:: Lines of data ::
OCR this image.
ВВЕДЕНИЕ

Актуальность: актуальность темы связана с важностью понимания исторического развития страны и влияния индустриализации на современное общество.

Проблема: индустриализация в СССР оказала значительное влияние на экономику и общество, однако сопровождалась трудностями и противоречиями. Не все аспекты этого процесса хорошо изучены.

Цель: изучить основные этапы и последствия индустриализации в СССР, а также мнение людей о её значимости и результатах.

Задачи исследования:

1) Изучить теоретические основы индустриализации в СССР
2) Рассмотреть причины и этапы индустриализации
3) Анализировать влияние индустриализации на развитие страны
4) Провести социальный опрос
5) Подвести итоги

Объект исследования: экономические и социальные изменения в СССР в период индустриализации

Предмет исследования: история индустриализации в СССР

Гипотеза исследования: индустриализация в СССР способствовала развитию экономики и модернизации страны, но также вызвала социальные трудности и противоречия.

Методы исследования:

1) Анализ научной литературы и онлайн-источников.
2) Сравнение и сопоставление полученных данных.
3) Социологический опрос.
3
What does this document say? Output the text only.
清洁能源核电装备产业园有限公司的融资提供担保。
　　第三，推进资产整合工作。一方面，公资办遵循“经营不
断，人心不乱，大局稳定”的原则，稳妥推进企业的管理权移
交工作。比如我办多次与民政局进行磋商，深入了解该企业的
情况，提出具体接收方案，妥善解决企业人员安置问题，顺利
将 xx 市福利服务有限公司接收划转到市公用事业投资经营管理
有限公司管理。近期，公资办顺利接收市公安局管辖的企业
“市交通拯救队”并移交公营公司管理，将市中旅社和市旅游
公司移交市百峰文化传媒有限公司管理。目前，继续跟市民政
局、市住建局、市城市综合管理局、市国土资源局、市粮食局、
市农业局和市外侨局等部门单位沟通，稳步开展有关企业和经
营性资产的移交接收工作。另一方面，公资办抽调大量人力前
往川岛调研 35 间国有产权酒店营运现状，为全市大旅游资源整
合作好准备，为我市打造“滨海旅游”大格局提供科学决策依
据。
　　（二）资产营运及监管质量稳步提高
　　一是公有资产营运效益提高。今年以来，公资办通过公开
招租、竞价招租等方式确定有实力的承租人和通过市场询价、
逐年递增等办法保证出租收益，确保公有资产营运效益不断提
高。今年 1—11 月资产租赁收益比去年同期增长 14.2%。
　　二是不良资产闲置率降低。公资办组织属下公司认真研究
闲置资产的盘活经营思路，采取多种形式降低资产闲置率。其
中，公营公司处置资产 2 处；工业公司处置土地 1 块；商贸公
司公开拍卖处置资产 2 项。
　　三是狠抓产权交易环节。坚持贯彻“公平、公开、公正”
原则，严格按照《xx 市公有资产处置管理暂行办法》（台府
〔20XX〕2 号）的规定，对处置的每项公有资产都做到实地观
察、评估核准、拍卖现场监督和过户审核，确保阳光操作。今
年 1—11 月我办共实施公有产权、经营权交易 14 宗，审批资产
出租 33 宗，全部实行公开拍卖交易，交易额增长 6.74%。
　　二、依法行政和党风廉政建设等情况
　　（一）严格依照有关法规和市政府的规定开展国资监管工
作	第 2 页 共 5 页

:: EXERCISE REQUIREMENTS ::
Copy all lines of the listing above that contain the string "страны".

:: WRITTEN ANSWER ::
Актуальность: актуальность темы связана с важностью понимания исторического развития страны и влияния индустриализации на современное общество.
3) Анализировать влияние индустриализации на развитие страны
Гипотеза исследования: индустриализация в СССР способствовала развитию экономики и модернизации страны, но также вызвала социальные трудности и противоречия.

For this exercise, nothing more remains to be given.